Go through each line of the records below and count those with the word "concentration". Give only the count.

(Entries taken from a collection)
------------------------------
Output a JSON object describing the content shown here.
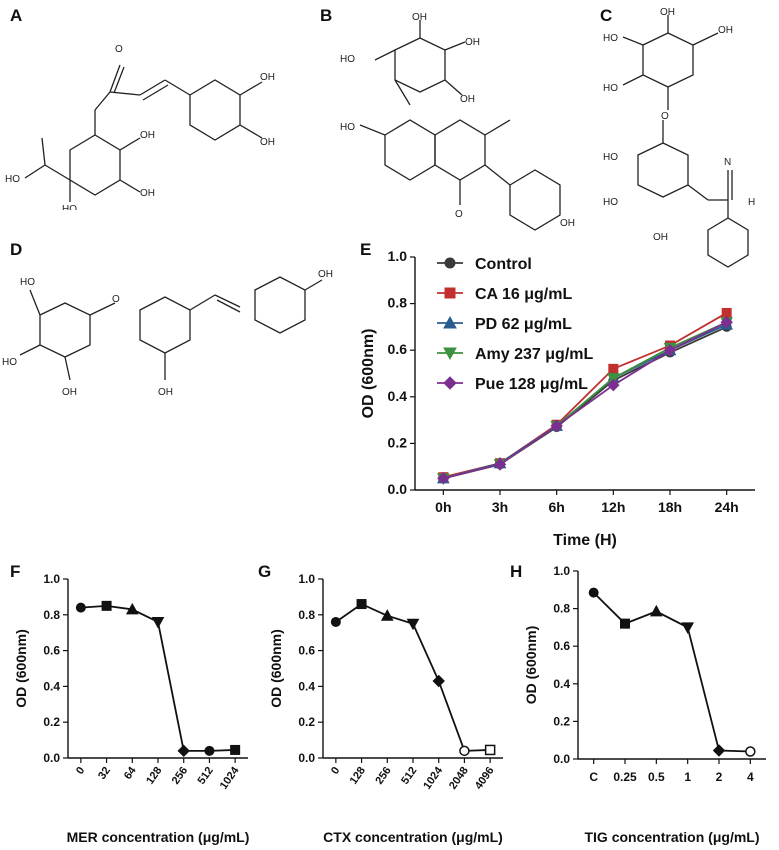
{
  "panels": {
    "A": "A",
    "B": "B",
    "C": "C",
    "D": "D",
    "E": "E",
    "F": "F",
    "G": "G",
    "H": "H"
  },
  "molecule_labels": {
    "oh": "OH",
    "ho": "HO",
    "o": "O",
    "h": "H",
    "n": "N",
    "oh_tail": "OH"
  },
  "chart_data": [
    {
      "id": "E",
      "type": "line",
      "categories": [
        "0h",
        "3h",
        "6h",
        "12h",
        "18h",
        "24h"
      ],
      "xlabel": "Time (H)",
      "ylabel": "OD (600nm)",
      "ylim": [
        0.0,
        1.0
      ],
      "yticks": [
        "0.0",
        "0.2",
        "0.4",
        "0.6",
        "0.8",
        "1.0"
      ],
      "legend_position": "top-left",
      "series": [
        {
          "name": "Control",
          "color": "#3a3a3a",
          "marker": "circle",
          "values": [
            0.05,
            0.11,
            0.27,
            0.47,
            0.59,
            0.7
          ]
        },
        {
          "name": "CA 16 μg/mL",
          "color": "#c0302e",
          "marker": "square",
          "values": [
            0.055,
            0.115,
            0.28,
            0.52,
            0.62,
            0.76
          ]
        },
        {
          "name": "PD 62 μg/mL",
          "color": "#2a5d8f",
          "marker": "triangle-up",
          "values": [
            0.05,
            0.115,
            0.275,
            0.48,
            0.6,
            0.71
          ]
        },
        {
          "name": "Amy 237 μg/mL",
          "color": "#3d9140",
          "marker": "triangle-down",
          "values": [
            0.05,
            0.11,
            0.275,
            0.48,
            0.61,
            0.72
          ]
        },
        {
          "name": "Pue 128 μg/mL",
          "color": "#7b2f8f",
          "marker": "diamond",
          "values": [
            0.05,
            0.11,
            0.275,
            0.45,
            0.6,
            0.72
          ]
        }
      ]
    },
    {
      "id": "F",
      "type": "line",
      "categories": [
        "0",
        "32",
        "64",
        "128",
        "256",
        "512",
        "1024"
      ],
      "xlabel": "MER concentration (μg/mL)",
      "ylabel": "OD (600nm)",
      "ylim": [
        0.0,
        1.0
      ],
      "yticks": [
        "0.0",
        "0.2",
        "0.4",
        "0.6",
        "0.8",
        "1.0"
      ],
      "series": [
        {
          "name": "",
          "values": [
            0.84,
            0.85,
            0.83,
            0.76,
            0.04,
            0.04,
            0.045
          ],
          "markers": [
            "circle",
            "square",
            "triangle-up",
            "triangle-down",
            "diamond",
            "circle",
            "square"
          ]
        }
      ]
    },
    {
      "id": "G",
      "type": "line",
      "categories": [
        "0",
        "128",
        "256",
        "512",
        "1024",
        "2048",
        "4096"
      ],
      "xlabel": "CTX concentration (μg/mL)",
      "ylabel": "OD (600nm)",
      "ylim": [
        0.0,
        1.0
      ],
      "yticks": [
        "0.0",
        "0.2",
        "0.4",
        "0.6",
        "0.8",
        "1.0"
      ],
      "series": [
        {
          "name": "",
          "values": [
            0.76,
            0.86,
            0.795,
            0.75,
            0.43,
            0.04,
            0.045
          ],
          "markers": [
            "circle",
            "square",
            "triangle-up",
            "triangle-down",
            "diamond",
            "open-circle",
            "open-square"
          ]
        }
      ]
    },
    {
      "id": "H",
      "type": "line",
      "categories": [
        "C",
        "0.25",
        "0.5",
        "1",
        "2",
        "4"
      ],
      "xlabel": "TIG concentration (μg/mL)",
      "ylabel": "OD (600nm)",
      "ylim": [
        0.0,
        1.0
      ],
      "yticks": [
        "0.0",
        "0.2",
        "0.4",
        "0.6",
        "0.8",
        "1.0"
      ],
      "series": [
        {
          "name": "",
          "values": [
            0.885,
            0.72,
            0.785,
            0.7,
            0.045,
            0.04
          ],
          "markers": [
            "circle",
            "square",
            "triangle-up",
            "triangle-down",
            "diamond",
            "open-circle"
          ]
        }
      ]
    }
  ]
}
------------------------------
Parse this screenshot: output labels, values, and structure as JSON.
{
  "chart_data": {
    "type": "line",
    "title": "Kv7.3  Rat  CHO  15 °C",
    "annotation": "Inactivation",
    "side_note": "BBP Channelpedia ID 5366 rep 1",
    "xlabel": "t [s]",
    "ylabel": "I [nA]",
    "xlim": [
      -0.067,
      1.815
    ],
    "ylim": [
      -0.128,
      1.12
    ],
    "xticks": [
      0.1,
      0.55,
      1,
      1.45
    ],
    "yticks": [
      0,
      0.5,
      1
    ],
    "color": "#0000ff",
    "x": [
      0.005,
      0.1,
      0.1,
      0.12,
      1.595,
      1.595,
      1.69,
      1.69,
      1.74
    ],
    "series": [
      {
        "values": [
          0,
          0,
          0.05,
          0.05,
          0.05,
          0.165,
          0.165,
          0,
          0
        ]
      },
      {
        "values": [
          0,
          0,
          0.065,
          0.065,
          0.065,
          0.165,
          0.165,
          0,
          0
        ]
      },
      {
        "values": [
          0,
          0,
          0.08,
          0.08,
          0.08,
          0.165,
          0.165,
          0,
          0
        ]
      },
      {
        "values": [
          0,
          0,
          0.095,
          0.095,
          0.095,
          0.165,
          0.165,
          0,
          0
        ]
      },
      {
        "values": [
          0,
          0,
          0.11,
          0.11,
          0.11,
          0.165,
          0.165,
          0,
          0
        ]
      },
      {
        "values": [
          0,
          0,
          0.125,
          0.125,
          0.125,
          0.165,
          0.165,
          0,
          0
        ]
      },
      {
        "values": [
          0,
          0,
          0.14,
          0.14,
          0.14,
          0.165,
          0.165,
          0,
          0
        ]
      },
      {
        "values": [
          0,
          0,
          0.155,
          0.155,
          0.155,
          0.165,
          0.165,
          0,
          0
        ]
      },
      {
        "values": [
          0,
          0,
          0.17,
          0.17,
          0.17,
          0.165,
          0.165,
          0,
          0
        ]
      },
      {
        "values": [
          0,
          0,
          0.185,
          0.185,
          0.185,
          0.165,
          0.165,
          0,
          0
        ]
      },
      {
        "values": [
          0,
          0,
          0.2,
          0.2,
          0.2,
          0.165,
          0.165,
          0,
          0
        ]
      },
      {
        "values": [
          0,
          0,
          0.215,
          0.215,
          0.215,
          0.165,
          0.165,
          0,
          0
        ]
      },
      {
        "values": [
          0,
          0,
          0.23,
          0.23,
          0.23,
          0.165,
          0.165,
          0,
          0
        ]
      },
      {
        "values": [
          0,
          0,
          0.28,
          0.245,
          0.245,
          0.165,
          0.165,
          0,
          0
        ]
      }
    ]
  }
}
------------------------------
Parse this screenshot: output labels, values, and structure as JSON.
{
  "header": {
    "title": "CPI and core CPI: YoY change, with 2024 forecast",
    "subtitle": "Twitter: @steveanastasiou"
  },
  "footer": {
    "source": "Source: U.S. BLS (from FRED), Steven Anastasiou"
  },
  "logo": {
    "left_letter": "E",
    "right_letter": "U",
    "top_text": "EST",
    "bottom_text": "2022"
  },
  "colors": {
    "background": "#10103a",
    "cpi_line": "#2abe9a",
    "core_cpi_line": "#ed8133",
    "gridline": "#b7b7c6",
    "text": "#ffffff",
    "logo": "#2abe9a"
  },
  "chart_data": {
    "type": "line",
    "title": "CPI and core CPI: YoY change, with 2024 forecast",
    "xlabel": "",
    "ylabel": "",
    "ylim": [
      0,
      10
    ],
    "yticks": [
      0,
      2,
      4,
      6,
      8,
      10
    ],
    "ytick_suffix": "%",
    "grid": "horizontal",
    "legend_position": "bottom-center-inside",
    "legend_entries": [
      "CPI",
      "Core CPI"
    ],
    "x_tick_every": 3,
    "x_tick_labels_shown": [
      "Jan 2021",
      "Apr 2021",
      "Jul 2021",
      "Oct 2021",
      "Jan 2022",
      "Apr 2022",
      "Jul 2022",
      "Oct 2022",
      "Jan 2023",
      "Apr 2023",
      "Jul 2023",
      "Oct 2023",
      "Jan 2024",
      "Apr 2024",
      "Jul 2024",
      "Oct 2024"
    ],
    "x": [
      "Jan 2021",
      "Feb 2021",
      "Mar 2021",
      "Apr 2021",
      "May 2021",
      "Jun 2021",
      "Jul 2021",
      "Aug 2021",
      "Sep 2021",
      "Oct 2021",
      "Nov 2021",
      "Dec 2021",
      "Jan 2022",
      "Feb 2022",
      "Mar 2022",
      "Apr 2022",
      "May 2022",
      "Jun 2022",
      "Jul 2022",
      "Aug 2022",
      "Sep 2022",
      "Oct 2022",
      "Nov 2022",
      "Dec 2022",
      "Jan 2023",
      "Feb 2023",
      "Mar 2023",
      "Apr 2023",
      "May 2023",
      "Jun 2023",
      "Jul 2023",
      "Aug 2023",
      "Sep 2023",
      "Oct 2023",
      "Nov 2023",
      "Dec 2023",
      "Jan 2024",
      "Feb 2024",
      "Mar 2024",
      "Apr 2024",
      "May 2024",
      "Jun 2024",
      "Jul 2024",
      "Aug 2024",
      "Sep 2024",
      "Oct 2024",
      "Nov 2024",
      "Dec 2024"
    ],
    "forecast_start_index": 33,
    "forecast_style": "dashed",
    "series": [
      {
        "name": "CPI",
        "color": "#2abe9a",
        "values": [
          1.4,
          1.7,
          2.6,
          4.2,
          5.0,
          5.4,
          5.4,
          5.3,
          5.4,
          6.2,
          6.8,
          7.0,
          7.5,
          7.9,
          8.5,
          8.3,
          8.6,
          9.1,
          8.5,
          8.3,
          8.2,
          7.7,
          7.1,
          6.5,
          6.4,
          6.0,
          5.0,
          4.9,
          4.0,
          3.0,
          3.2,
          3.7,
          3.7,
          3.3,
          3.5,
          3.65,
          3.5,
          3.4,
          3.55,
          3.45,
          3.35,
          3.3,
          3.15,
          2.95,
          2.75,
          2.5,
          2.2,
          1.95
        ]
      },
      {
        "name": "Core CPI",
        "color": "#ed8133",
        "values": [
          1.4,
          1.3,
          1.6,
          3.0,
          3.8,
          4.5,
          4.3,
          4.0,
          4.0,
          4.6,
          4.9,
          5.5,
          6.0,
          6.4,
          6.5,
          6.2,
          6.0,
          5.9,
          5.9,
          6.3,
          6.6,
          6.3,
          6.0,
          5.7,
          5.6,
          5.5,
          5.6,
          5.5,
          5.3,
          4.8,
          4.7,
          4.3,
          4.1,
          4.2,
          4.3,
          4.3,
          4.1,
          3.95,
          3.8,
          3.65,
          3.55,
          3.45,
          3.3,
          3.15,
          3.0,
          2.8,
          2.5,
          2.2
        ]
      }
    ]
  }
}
------------------------------
TASK SOLUTION |
3